Annotated region listings
* * * *

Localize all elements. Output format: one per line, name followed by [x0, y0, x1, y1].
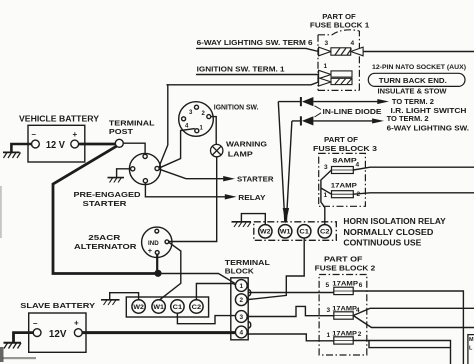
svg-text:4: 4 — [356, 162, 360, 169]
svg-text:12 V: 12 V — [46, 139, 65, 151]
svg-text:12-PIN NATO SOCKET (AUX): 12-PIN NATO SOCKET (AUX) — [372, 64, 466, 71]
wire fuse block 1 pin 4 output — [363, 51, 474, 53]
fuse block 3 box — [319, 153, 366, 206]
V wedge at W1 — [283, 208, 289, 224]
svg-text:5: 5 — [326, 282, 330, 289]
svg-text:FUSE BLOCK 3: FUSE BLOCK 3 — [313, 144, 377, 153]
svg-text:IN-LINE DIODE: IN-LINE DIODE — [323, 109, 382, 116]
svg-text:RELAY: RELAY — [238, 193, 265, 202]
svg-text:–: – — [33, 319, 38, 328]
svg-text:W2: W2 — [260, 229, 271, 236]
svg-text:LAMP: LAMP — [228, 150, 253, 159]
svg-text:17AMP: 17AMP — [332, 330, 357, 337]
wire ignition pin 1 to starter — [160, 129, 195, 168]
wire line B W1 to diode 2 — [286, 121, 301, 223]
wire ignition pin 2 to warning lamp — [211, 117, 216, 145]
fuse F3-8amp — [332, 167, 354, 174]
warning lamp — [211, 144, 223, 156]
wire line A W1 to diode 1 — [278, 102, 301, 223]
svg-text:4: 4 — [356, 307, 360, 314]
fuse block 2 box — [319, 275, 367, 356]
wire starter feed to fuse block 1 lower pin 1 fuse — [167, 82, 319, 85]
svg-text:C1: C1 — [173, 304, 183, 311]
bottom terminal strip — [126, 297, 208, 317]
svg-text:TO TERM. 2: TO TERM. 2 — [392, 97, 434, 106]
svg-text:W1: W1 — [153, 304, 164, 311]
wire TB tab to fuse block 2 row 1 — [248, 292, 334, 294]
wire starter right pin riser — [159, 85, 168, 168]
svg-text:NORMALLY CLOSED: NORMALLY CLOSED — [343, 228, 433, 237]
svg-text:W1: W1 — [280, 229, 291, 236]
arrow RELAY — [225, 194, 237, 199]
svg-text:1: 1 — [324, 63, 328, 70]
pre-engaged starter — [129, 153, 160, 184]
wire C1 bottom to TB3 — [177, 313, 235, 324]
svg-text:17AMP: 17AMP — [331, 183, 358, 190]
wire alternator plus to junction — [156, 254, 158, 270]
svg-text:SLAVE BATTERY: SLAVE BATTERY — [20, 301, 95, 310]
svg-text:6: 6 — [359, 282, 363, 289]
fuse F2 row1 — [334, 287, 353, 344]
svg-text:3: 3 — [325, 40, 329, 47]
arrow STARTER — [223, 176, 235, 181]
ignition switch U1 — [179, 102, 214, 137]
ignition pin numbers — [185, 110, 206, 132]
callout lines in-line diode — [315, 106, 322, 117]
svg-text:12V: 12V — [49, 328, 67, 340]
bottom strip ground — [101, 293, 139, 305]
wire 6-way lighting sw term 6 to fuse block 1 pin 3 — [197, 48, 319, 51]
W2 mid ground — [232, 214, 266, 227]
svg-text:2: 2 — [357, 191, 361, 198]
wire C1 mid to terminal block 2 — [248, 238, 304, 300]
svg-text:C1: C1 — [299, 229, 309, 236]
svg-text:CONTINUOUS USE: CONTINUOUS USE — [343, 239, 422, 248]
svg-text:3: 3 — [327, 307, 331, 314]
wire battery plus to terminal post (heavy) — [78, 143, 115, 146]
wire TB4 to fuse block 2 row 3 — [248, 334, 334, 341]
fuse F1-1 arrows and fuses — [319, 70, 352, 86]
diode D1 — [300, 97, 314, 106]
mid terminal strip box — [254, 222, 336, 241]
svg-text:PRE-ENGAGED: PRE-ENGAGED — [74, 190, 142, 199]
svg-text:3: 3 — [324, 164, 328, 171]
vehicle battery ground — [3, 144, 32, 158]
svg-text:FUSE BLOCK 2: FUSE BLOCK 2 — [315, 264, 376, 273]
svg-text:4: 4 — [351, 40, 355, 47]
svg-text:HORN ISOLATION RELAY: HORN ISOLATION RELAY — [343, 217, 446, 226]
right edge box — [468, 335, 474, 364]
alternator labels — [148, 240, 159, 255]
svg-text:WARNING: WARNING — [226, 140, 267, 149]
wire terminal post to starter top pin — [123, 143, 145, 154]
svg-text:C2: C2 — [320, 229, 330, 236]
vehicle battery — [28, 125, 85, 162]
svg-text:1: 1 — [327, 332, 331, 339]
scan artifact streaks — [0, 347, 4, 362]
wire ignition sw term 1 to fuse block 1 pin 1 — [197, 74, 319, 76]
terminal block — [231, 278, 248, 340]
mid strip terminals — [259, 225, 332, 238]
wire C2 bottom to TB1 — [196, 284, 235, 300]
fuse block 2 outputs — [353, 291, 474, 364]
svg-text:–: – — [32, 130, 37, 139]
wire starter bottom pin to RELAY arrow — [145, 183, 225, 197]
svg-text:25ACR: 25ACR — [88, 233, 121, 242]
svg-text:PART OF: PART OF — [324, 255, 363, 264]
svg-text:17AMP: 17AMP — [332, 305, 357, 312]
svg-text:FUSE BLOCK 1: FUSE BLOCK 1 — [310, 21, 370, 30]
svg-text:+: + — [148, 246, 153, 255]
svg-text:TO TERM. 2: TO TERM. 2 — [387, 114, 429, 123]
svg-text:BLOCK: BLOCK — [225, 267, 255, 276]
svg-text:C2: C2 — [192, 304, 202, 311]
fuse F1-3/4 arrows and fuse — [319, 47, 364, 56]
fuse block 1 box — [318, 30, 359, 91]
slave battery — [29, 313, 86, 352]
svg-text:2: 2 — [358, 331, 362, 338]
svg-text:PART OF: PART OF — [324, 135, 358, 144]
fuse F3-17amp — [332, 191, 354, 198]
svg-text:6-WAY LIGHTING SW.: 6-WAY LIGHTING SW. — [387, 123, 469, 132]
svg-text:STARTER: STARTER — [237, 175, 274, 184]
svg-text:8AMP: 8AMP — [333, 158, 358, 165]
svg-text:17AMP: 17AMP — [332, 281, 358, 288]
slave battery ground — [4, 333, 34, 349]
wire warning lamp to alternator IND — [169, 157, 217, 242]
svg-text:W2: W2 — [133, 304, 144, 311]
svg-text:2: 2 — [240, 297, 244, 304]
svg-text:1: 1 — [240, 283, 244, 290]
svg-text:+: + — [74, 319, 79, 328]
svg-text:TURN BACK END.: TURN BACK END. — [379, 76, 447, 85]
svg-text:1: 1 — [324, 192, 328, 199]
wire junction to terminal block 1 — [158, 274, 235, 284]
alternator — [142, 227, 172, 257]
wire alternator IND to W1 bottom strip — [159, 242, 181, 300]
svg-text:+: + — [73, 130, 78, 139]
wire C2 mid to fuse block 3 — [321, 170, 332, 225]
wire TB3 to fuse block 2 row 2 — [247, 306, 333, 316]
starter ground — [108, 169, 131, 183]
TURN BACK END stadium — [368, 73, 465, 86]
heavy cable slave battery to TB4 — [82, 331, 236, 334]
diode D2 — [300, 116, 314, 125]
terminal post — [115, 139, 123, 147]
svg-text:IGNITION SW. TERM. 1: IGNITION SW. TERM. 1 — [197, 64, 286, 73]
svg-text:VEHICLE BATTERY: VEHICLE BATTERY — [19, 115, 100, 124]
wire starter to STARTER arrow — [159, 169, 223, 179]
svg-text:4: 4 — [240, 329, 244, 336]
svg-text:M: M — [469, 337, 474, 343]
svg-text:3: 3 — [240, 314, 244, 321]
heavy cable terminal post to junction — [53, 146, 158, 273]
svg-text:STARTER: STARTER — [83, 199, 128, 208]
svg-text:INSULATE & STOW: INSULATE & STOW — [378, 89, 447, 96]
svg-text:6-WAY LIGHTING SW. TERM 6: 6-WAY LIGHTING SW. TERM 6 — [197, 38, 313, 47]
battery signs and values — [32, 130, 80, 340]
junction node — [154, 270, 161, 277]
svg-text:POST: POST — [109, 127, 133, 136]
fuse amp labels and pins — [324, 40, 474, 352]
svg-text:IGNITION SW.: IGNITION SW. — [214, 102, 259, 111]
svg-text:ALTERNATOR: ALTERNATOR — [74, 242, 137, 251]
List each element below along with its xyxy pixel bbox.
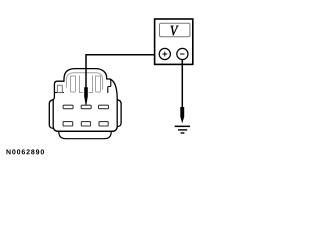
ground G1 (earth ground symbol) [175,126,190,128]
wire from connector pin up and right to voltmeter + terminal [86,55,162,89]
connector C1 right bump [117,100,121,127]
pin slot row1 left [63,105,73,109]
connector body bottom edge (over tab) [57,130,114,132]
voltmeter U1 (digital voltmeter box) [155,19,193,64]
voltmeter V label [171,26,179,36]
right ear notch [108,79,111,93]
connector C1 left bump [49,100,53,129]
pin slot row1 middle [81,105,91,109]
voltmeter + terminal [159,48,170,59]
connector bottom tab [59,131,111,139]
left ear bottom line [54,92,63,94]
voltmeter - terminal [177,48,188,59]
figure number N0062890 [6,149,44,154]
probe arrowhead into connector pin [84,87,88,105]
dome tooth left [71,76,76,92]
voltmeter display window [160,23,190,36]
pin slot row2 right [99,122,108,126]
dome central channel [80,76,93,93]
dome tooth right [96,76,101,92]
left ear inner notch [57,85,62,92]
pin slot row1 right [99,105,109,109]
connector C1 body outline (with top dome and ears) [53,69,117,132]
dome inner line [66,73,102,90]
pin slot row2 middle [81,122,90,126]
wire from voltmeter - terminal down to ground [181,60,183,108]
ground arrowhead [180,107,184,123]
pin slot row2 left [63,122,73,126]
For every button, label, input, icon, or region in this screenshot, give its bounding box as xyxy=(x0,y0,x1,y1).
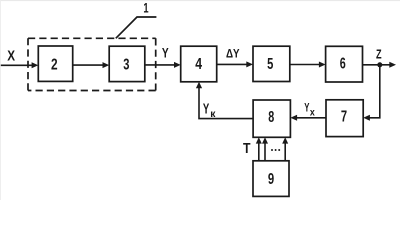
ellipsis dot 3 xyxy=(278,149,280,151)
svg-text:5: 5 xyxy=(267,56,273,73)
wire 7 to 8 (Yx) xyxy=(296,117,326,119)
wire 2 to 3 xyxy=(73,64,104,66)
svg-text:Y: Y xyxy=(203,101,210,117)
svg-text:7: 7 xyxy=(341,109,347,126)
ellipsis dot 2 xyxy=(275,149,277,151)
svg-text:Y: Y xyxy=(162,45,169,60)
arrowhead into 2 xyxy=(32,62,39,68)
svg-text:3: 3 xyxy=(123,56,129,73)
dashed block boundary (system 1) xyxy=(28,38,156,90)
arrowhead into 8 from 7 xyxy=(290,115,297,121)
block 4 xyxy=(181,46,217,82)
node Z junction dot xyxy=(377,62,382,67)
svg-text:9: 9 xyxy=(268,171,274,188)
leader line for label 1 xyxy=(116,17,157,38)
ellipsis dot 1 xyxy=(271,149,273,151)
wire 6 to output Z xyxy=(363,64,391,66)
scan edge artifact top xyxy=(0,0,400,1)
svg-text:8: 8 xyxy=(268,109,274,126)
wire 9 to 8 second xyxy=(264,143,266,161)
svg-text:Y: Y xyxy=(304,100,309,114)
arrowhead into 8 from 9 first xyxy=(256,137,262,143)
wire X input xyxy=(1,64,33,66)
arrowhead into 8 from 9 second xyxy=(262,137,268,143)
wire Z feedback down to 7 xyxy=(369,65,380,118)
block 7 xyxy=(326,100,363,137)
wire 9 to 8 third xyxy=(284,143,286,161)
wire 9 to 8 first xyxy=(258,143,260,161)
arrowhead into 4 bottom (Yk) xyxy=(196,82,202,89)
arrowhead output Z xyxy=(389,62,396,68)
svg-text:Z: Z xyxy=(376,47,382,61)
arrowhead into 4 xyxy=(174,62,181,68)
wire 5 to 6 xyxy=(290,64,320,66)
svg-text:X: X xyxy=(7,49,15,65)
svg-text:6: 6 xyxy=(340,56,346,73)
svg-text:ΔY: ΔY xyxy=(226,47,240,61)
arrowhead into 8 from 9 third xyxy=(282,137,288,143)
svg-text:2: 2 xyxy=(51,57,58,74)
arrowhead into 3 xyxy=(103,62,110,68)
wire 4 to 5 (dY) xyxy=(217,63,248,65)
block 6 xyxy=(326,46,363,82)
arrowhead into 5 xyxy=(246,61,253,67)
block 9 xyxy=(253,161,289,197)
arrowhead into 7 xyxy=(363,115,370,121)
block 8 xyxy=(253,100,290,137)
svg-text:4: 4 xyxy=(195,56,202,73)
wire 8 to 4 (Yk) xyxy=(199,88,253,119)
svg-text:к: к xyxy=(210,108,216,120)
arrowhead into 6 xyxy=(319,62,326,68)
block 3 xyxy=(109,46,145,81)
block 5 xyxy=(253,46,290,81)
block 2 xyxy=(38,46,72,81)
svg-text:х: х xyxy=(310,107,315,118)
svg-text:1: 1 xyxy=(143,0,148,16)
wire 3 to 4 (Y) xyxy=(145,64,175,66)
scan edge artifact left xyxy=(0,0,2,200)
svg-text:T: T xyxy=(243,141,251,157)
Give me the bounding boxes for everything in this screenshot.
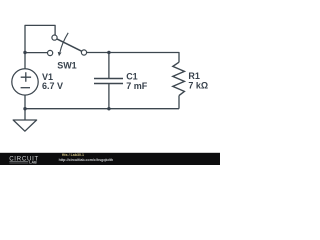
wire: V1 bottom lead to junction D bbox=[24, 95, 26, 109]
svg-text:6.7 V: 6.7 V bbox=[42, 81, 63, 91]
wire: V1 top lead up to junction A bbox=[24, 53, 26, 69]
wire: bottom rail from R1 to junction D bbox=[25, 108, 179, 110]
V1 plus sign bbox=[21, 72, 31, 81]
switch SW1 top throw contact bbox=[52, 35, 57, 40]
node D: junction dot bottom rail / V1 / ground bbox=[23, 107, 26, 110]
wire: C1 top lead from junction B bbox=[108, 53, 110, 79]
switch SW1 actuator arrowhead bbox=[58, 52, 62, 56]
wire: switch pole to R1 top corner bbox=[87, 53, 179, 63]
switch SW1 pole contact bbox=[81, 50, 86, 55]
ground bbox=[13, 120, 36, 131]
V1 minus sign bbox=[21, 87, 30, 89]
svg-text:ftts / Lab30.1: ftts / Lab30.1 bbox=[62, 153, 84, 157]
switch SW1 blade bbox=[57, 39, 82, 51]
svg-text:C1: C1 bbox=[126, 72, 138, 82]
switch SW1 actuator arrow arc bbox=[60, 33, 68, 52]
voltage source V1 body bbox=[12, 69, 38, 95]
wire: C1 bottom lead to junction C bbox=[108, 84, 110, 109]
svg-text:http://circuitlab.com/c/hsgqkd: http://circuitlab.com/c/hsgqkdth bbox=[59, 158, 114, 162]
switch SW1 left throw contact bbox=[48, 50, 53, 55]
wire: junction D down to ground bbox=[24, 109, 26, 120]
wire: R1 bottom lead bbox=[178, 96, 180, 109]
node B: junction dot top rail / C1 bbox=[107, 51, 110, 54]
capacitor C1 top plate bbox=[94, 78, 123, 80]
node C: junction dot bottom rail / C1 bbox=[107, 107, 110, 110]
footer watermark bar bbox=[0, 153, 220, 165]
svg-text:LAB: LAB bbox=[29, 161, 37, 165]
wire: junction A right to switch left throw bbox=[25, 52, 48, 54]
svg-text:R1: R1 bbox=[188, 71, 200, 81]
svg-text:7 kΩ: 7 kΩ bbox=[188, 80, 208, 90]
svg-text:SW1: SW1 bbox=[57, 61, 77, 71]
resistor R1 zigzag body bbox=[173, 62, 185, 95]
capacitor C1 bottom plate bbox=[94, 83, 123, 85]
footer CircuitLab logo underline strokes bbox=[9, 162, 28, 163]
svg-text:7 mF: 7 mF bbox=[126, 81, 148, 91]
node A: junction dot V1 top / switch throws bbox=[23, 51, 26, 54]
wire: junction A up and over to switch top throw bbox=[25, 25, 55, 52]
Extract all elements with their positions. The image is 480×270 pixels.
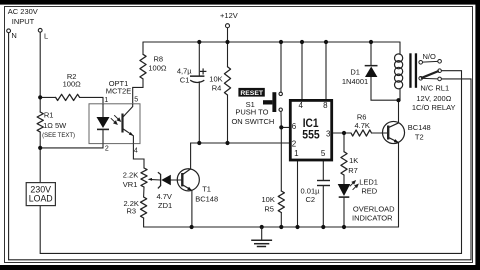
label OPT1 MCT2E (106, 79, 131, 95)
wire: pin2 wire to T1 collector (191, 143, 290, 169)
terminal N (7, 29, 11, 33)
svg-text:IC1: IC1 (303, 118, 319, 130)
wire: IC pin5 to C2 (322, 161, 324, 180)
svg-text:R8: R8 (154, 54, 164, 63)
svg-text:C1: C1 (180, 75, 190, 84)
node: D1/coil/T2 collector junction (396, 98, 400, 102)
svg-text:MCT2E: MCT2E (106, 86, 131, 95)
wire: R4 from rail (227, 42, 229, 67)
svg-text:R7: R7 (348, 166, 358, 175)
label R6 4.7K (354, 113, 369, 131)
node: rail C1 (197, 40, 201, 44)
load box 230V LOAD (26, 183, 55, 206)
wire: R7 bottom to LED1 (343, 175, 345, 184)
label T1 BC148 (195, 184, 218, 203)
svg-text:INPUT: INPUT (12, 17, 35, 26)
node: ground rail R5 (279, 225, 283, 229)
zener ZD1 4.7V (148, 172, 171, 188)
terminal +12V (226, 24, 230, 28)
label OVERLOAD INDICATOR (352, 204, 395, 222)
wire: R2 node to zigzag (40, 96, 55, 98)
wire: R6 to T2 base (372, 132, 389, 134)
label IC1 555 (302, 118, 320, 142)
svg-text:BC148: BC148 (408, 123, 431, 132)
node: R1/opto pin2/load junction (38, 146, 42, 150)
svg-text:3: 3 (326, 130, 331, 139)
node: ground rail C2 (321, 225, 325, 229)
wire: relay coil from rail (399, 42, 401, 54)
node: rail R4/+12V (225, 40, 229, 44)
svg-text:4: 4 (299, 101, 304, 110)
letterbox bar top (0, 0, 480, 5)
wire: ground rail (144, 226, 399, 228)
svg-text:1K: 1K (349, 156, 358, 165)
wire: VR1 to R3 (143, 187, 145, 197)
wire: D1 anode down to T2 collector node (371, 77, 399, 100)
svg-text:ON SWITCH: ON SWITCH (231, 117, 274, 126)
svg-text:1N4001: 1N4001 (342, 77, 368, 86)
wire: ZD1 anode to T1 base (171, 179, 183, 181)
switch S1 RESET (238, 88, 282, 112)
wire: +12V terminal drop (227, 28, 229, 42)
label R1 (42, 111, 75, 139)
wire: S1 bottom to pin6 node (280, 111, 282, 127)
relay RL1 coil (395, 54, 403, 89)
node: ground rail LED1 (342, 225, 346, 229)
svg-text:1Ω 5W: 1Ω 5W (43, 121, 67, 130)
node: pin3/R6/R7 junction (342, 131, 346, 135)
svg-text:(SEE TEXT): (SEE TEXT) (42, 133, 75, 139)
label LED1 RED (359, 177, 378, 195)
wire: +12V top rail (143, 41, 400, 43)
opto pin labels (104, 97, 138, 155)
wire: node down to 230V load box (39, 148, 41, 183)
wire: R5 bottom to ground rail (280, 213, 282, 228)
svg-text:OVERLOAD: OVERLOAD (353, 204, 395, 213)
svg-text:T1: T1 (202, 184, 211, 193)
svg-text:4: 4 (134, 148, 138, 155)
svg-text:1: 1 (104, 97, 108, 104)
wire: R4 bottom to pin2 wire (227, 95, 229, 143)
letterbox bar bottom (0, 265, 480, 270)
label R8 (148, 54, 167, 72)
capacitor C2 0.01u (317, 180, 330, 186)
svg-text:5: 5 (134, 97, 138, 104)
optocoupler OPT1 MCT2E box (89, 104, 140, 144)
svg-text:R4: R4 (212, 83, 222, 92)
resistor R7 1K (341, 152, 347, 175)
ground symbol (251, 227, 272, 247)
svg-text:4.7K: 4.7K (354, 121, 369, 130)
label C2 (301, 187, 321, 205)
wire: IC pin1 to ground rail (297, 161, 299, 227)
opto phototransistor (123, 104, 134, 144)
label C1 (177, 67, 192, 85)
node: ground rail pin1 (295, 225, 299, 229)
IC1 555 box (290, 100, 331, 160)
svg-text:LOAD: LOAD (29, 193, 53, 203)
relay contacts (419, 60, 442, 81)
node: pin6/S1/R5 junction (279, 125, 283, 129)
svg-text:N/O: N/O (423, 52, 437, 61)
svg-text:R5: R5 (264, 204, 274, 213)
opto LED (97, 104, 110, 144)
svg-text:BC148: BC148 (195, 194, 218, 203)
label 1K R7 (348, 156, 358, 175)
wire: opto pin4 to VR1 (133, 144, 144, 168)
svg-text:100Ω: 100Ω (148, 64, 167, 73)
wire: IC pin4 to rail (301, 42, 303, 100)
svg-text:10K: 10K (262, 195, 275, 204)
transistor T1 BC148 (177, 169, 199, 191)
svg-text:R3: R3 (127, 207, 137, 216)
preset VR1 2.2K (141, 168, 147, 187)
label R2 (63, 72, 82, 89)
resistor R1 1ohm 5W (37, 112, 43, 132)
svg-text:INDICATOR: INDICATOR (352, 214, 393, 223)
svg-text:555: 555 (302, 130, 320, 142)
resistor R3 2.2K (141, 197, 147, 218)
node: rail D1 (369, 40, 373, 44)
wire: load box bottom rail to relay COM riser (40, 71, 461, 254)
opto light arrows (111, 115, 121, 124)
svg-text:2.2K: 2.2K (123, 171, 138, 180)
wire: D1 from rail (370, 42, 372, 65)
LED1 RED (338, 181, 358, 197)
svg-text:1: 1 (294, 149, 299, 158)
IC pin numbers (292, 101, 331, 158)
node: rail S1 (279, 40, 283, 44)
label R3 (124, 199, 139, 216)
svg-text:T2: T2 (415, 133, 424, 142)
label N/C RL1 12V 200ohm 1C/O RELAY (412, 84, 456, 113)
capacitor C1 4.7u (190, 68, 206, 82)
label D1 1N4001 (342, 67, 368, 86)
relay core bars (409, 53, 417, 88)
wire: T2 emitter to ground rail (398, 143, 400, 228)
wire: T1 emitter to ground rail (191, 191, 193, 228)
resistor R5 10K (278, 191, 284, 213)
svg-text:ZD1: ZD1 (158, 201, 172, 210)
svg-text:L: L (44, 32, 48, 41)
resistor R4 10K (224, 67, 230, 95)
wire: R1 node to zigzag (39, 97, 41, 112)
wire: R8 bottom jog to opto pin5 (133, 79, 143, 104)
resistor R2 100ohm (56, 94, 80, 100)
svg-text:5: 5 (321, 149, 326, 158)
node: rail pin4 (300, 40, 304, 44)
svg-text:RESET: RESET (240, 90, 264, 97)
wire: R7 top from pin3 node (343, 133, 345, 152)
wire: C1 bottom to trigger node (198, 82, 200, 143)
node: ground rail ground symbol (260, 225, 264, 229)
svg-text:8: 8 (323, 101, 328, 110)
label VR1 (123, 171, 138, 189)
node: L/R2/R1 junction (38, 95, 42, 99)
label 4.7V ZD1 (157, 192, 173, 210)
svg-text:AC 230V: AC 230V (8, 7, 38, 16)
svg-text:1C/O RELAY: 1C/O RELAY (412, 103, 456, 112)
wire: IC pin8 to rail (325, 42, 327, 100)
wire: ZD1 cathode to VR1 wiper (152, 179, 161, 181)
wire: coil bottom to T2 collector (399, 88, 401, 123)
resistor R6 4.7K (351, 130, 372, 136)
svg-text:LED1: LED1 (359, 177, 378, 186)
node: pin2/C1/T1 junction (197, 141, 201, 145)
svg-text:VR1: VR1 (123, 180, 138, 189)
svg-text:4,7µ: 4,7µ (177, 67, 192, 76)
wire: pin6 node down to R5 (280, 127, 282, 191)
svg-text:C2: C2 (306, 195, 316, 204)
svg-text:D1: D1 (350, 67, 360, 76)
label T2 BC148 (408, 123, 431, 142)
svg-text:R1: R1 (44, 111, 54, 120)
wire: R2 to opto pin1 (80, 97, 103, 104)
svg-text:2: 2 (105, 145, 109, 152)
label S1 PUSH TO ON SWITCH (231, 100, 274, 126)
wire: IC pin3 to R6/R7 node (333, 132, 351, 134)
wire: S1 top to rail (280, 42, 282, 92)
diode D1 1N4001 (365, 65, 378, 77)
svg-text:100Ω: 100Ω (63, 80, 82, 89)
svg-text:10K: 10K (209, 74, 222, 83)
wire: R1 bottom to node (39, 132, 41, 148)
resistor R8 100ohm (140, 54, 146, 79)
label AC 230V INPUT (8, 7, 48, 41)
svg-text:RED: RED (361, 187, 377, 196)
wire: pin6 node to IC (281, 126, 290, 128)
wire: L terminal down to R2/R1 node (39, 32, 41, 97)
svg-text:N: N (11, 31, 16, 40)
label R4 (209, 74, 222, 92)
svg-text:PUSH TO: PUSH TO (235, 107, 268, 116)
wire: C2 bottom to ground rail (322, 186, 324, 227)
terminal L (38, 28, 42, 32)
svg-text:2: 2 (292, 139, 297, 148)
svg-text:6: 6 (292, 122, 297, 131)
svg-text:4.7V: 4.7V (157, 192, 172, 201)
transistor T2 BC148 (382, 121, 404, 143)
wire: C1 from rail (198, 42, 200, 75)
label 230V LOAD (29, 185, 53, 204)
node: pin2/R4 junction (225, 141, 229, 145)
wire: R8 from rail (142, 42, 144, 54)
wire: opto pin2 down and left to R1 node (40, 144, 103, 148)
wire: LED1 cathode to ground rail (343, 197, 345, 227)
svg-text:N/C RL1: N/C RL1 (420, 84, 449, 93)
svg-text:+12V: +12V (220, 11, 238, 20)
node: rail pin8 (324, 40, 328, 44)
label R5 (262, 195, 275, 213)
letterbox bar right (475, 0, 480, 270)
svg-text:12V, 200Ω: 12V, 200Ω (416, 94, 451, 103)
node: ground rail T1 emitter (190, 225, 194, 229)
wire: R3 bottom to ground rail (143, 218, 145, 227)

* * * *

**Stated goal:** Present the lines from the one containing "ground G1 (earth" up to and including the one containing "For every button, label, input, icon, or" as a Markdown table with columns No. and Line, leaving out any blank lines.

**Reply to the task:**
| No. | Line |
|---|---|
| 1 | ground G1 (earth ground symbol) [175,126,190,128] |
| 2 | wire from connector pin up and right to voltmeter + terminal [86,55,162,89] |
| 3 | connector C1 right bump [117,100,121,127] |
| 4 | pin slot row1 left [63,105,73,109] |
| 5 | connector body bottom edge (over tab) [57,130,114,132] |
| 6 | voltmeter U1 (digital voltmeter box) [155,19,193,64] |
| 7 | voltmeter V label [171,26,179,36] |
| 8 | right ear notch [108,79,111,93] |
| 9 | connector C1 left bump [49,100,53,129] |
| 10 | pin slot row1 middle [81,105,91,109] |
| 11 | voltmeter + terminal [159,48,170,59] |
| 12 | connector bottom tab [59,131,111,139] |
| 13 | left ear bottom line [54,92,63,94] |
| 14 | voltmeter - terminal [177,48,188,59] |
| 15 | figure number N0062890 [6,149,44,154] |
| 16 | probe arrowhead into connector pin [84,87,88,105] |
| 17 | dome tooth left [71,76,76,92] |
| 18 | voltmeter display window [160,23,190,36] |
| 19 | pin slot row2 right [99,122,108,126] |
| 20 | dome central channel [80,76,93,93] |
| 21 | dome tooth right [96,76,101,92] |
| 22 | left ear inner notch [57,85,62,92] |
| 23 | pin slot row1 right [99,105,109,109] |
| 24 | connector C1 body outline (with top dome and ears) [53,69,117,132] |
| 25 | dome inner line [66,73,102,90] |
| 26 | pin slot row2 middle [81,122,90,126] |
| 27 | wire from voltmeter - terminal down to ground [181,60,183,108] |
| 28 | ground arrowhead [180,107,184,123] |
| 29 | pin slot row2 left [63,122,73,126] |
| 30 | For every button, label, input, icon, or region in this screenshot, give its bounding box as xyxy=(x0,y0,x1,y1). |